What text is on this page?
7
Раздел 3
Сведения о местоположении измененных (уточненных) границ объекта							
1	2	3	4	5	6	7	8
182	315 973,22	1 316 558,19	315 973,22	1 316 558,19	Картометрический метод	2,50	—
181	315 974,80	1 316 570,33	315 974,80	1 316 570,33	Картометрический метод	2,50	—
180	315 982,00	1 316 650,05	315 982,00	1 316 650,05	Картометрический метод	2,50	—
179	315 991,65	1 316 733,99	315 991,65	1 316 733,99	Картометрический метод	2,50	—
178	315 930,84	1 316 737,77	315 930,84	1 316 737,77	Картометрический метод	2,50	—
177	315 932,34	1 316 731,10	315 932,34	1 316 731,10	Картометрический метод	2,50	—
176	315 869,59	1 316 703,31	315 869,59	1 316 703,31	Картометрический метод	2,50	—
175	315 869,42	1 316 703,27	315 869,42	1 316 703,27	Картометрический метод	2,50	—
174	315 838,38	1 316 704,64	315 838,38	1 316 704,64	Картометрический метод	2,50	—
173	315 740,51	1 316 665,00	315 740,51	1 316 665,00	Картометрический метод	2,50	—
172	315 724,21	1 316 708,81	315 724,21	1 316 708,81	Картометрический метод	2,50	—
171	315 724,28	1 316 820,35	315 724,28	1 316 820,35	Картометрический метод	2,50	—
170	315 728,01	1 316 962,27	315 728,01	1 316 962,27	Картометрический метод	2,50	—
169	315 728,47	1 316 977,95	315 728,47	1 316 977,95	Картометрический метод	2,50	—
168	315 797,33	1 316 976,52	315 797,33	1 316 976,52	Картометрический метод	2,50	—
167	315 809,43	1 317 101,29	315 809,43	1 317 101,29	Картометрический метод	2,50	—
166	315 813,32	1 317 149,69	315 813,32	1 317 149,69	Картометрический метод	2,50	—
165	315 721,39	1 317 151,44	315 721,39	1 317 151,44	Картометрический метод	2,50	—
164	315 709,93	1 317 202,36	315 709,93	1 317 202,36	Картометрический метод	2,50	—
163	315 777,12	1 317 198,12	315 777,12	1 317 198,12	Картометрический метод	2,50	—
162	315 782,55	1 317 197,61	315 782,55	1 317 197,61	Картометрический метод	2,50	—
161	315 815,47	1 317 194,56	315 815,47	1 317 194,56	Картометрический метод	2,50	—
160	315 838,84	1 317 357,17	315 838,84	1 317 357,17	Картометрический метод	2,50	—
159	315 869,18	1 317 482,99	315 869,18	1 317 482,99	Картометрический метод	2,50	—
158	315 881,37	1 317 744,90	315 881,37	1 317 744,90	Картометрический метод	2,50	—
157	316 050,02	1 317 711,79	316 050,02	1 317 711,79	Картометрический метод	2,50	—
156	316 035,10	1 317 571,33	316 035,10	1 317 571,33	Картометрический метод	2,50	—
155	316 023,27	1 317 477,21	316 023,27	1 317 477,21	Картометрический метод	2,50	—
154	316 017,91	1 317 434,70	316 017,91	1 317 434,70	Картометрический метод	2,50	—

* [Problem statement] Write the material out exactly, with nothing left out.

* [Reply]
What text is on this page?
7
Раздел 3
Сведения о местоположении измененных (уточненных) границ объекта							
1	2	3	4	5	6	7	8
182	315 973,22	1 316 558,19	315 973,22	1 316 558,19	Картометрический метод	2,50	—
181	315 974,80	1 316 570,33	315 974,80	1 316 570,33	Картометрический метод	2,50	—
180	315 982,00	1 316 650,05	315 982,00	1 316 650,05	Картометрический метод	2,50	—
179	315 991,65	1 316 733,99	315 991,65	1 316 733,99	Картометрический метод	2,50	—
178	315 930,84	1 316 737,77	315 930,84	1 316 737,77	Картометрический метод	2,50	—
177	315 932,34	1 316 731,10	315 932,34	1 316 731,10	Картометрический метод	2,50	—
176	315 869,59	1 316 703,31	315 869,59	1 316 703,31	Картометрический метод	2,50	—
175	315 869,42	1 316 703,27	315 869,42	1 316 703,27	Картометрический метод	2,50	—
174	315 838,38	1 316 704,64	315 838,38	1 316 704,64	Картометрический метод	2,50	—
173	315 740,51	1 316 665,00	315 740,51	1 316 665,00	Картометрический метод	2,50	—
172	315 724,21	1 316 708,81	315 724,21	1 316 708,81	Картометрический метод	2,50	—
171	315 724,28	1 316 820,35	315 724,28	1 316 820,35	Картометрический метод	2,50	—
170	315 728,01	1 316 962,27	315 728,01	1 316 962,27	Картометрический метод	2,50	—
169	315 728,47	1 316 977,95	315 728,47	1 316 977,95	Картометрический метод	2,50	—
168	315 797,33	1 316 976,52	315 797,33	1 316 976,52	Картометрический метод	2,50	—
167	315 809,43	1 317 101,29	315 809,43	1 317 101,29	Картометрический метод	2,50	—
166	315 813,32	1 317 149,69	315 813,32	1 317 149,69	Картометрический метод	2,50	—
165	315 721,39	1 317 151,44	315 721,39	1 317 151,44	Картометрический метод	2,50	—
164	315 709,93	1 317 202,36	315 709,93	1 317 202,36	Картометрический метод	2,50	—
163	315 777,12	1 317 198,12	315 777,12	1 317 198,12	Картометрический метод	2,50	—
162	315 782,55	1 317 197,61	315 782,55	1 317 197,61	Картометрический метод	2,50	—
161	315 815,47	1 317 194,56	315 815,47	1 317 194,56	Картометрический метод	2,50	—
160	315 838,84	1 317 357,17	315 838,84	1 317 357,17	Картометрический метод	2,50	—
159	315 869,18	1 317 482,99	315 869,18	1 317 482,99	Картометрический метод	2,50	—
158	315 881,37	1 317 744,90	315 881,37	1 317 744,90	Картометрический метод	2,50	—
157	316 050,02	1 317 711,79	316 050,02	1 317 711,79	Картометрический метод	2,50	—
156	316 035,10	1 317 571,33	316 035,10	1 317 571,33	Картометрический метод	2,50	—
155	316 023,27	1 317 477,21	316 023,27	1 317 477,21	Картометрический метод	2,50	—
154	316 017,91	1 317 434,70	316 017,91	1 317 434,70	Картометрический метод	2,50	—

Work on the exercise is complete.